**RECORDS TO USE**

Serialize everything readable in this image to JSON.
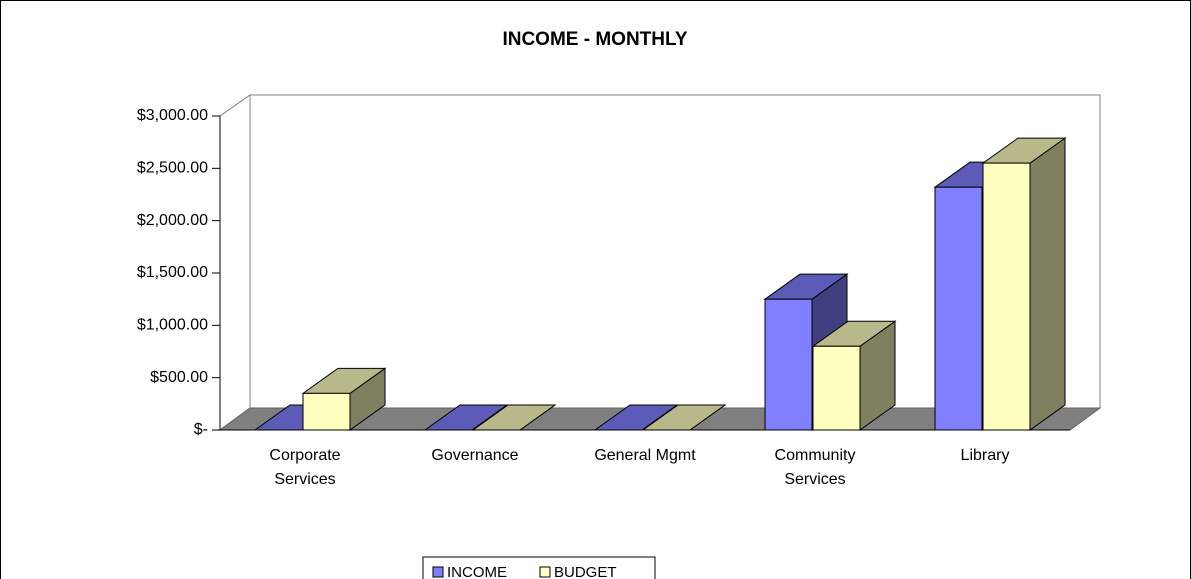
{
  "chart_data": {
    "type": "bar3d",
    "title": "INCOME - MONTHLY",
    "categories": [
      "Corporate Services",
      "Governance",
      "General Mgmt",
      "Community Services",
      "Library"
    ],
    "series": [
      {
        "name": "INCOME",
        "color": "#8080ff",
        "values": [
          0,
          0,
          0,
          1250,
          2320
        ]
      },
      {
        "name": "BUDGET",
        "color": "#ffffc0",
        "values": [
          350,
          0,
          0,
          800,
          2550
        ]
      }
    ],
    "ylim": [
      0,
      3000
    ],
    "yticks": [
      {
        "value": 0,
        "label": "$-"
      },
      {
        "value": 500,
        "label": "$500.00"
      },
      {
        "value": 1000,
        "label": "$1,000.00"
      },
      {
        "value": 1500,
        "label": "$1,500.00"
      },
      {
        "value": 2000,
        "label": "$2,000.00"
      },
      {
        "value": 2500,
        "label": "$2,500.00"
      },
      {
        "value": 3000,
        "label": "$3,000.00"
      }
    ],
    "legend": "bottom"
  }
}
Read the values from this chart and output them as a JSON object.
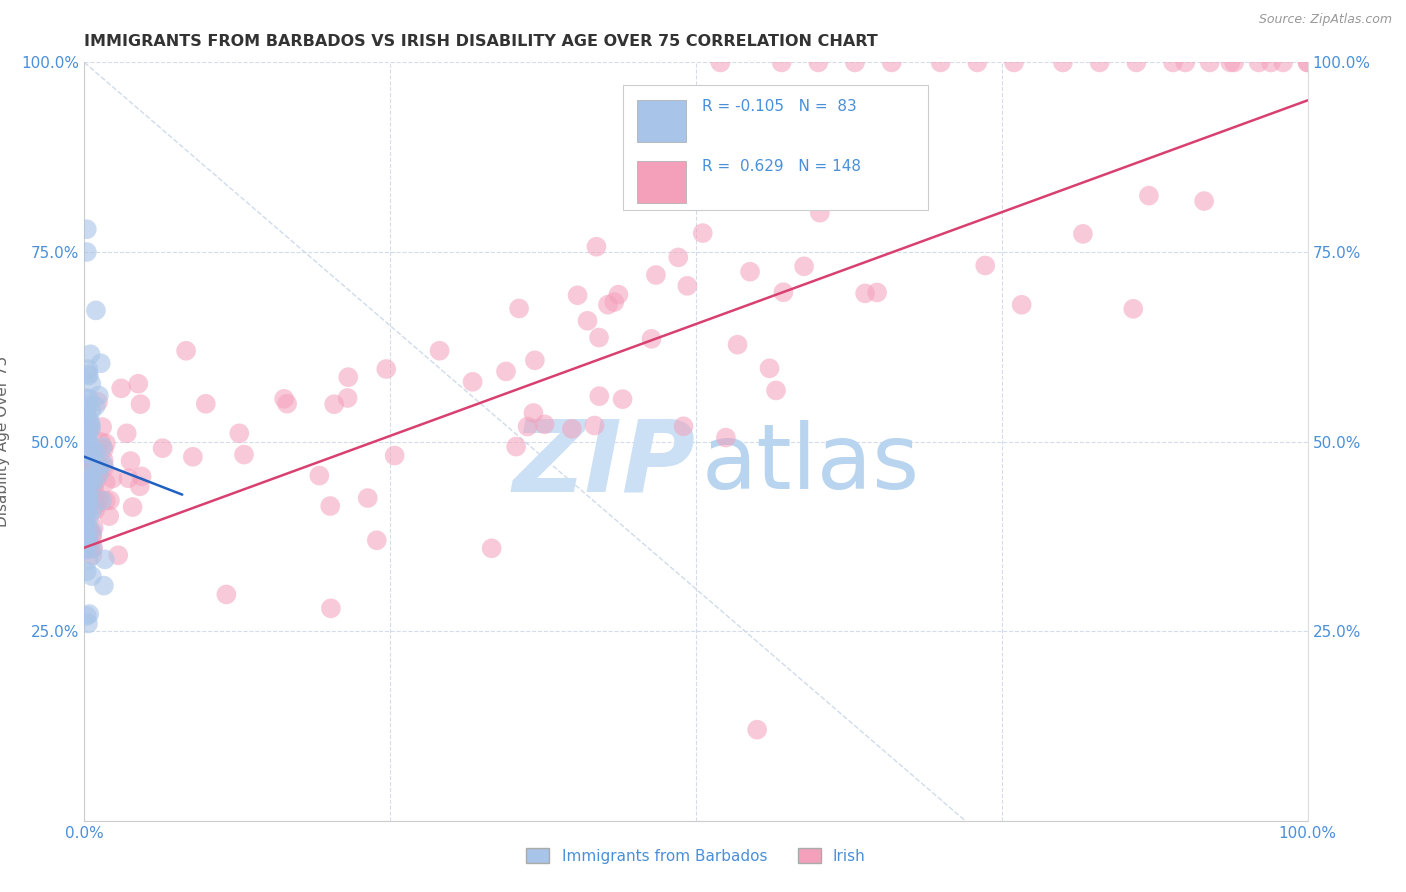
{
  "title": "IMMIGRANTS FROM BARBADOS VS IRISH DISABILITY AGE OVER 75 CORRELATION CHART",
  "source": "Source: ZipAtlas.com",
  "ylabel": "Disability Age Over 75",
  "legend_label_blue": "Immigrants from Barbados",
  "legend_label_pink": "Irish",
  "blue_color": "#a8c4e8",
  "pink_color": "#f4a0bb",
  "blue_line_color": "#2060c0",
  "pink_line_color": "#d84070",
  "diag_line_color": "#b0c4de",
  "axis_label_color": "#4a90d9",
  "watermark_zip_color": "#cce0f5",
  "watermark_atlas_color": "#b8d4ee",
  "background_color": "#ffffff",
  "grid_color": "#d0d8e8",
  "title_color": "#333333",
  "source_color": "#999999"
}
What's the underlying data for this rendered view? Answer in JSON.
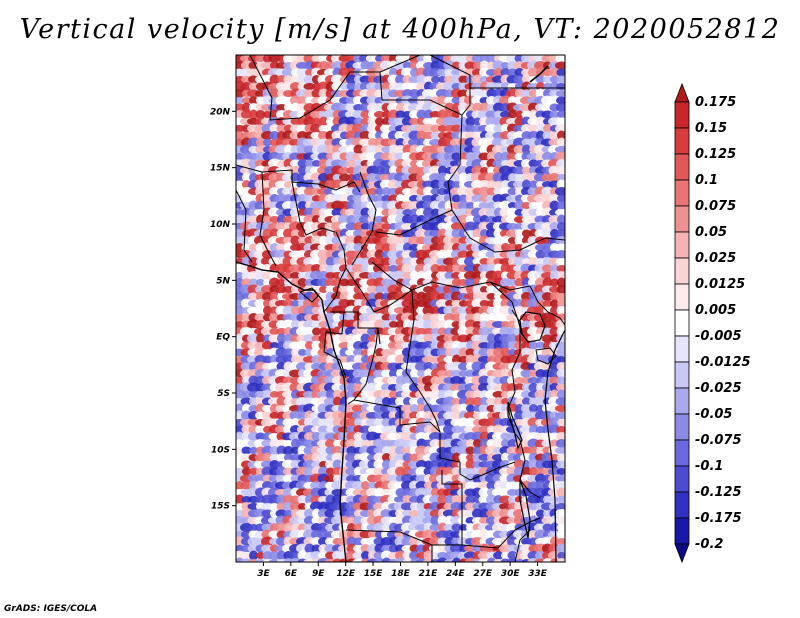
{
  "title": "Vertical velocity [m/s] at 400hPa, VT: 2020052812",
  "credit": "GrADS: IGES/COLA",
  "map": {
    "lon_range": [
      0,
      36
    ],
    "lat_range": [
      -20,
      25
    ],
    "lat_ticks": [
      {
        "lat": 20,
        "label": "20N"
      },
      {
        "lat": 15,
        "label": "15N"
      },
      {
        "lat": 10,
        "label": "10N"
      },
      {
        "lat": 5,
        "label": "5N"
      },
      {
        "lat": 0,
        "label": "EQ"
      },
      {
        "lat": -5,
        "label": "5S"
      },
      {
        "lat": -10,
        "label": "10S"
      },
      {
        "lat": -15,
        "label": "15S"
      }
    ],
    "lon_ticks": [
      {
        "lon": 3,
        "label": "3E"
      },
      {
        "lon": 6,
        "label": "6E"
      },
      {
        "lon": 9,
        "label": "9E"
      },
      {
        "lon": 12,
        "label": "12E"
      },
      {
        "lon": 15,
        "label": "15E"
      },
      {
        "lon": 18,
        "label": "18E"
      },
      {
        "lon": 21,
        "label": "21E"
      },
      {
        "lon": 24,
        "label": "24E"
      },
      {
        "lon": 27,
        "label": "27E"
      },
      {
        "lon": 30,
        "label": "30E"
      },
      {
        "lon": 33,
        "label": "33E"
      }
    ]
  },
  "colorbar": {
    "labels": [
      "0.175",
      "0.15",
      "0.125",
      "0.1",
      "0.075",
      "0.05",
      "0.025",
      "0.0125",
      "0.005",
      "-0.005",
      "-0.0125",
      "-0.025",
      "-0.05",
      "-0.075",
      "-0.1",
      "-0.125",
      "-0.175",
      "-0.2"
    ],
    "colors": [
      "#b01a1a",
      "#c8262a",
      "#d83c3c",
      "#e25757",
      "#ea7373",
      "#f09191",
      "#f6b3b3",
      "#fbd3d3",
      "#fdeaea",
      "#ffffff",
      "#e6e6fb",
      "#c9c9f6",
      "#a9a9ef",
      "#8a8ae7",
      "#6a6ade",
      "#4c4cd2",
      "#3030c2",
      "#1818a8",
      "#0a0a8a"
    ]
  }
}
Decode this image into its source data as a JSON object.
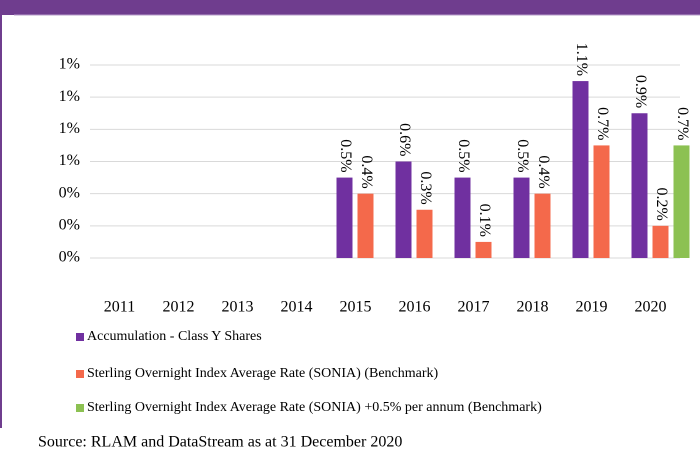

**JOB**
Each line of the data should be quoted exactly, with pictures left out.

**RESPONSE BELOW**
Serialize everything readable in this image to JSON.
{
  "chart_data": {
    "type": "bar3d",
    "title": "INCOME - MONTHLY",
    "categories": [
      "Corporate Services",
      "Governance",
      "General Mgmt",
      "Community Services",
      "Library"
    ],
    "series": [
      {
        "name": "INCOME",
        "color": "#8080ff",
        "values": [
          0,
          0,
          0,
          1250,
          2320
        ]
      },
      {
        "name": "BUDGET",
        "color": "#ffffc0",
        "values": [
          350,
          0,
          0,
          800,
          2550
        ]
      }
    ],
    "ylim": [
      0,
      3000
    ],
    "yticks": [
      {
        "value": 0,
        "label": "$-"
      },
      {
        "value": 500,
        "label": "$500.00"
      },
      {
        "value": 1000,
        "label": "$1,000.00"
      },
      {
        "value": 1500,
        "label": "$1,500.00"
      },
      {
        "value": 2000,
        "label": "$2,000.00"
      },
      {
        "value": 2500,
        "label": "$2,500.00"
      },
      {
        "value": 3000,
        "label": "$3,000.00"
      }
    ],
    "legend": "bottom"
  }
}
Read the values from this chart and output them as a JSON object.
{
  "title": "IMMIGRANTS FROM BARBADOS VS IRISH DISABILITY AGE OVER 75 CORRELATION CHART",
  "source": "Source: ZipAtlas.com",
  "ylabel": "Disability Age Over 75",
  "legend_label_blue": "Immigrants from Barbados",
  "legend_label_pink": "Irish",
  "blue_color": "#a8c4e8",
  "pink_color": "#f4a0bb",
  "blue_line_color": "#2060c0",
  "pink_line_color": "#d84070",
  "diag_line_color": "#b0c4de",
  "axis_label_color": "#4a90d9",
  "watermark_zip_color": "#cce0f5",
  "watermark_atlas_color": "#b8d4ee",
  "background_color": "#ffffff",
  "grid_color": "#d0d8e8",
  "title_color": "#333333",
  "source_color": "#999999"
}
What's the underlying data for this rendered view? Answer in JSON.
{
  "title": "Vertical velocity [m/s] at 400hPa, VT: 2020052812",
  "credit": "GrADS: IGES/COLA",
  "map": {
    "lon_range": [
      0,
      36
    ],
    "lat_range": [
      -20,
      25
    ],
    "lat_ticks": [
      {
        "lat": 20,
        "label": "20N"
      },
      {
        "lat": 15,
        "label": "15N"
      },
      {
        "lat": 10,
        "label": "10N"
      },
      {
        "lat": 5,
        "label": "5N"
      },
      {
        "lat": 0,
        "label": "EQ"
      },
      {
        "lat": -5,
        "label": "5S"
      },
      {
        "lat": -10,
        "label": "10S"
      },
      {
        "lat": -15,
        "label": "15S"
      }
    ],
    "lon_ticks": [
      {
        "lon": 3,
        "label": "3E"
      },
      {
        "lon": 6,
        "label": "6E"
      },
      {
        "lon": 9,
        "label": "9E"
      },
      {
        "lon": 12,
        "label": "12E"
      },
      {
        "lon": 15,
        "label": "15E"
      },
      {
        "lon": 18,
        "label": "18E"
      },
      {
        "lon": 21,
        "label": "21E"
      },
      {
        "lon": 24,
        "label": "24E"
      },
      {
        "lon": 27,
        "label": "27E"
      },
      {
        "lon": 30,
        "label": "30E"
      },
      {
        "lon": 33,
        "label": "33E"
      }
    ]
  },
  "colorbar": {
    "labels": [
      "0.175",
      "0.15",
      "0.125",
      "0.1",
      "0.075",
      "0.05",
      "0.025",
      "0.0125",
      "0.005",
      "-0.005",
      "-0.0125",
      "-0.025",
      "-0.05",
      "-0.075",
      "-0.1",
      "-0.125",
      "-0.175",
      "-0.2"
    ],
    "colors": [
      "#b01a1a",
      "#c8262a",
      "#d83c3c",
      "#e25757",
      "#ea7373",
      "#f09191",
      "#f6b3b3",
      "#fbd3d3",
      "#fdeaea",
      "#ffffff",
      "#e6e6fb",
      "#c9c9f6",
      "#a9a9ef",
      "#8a8ae7",
      "#6a6ade",
      "#4c4cd2",
      "#3030c2",
      "#1818a8",
      "#0a0a8a"
    ]
  }
}
Decode this image into its source data as a JSON object.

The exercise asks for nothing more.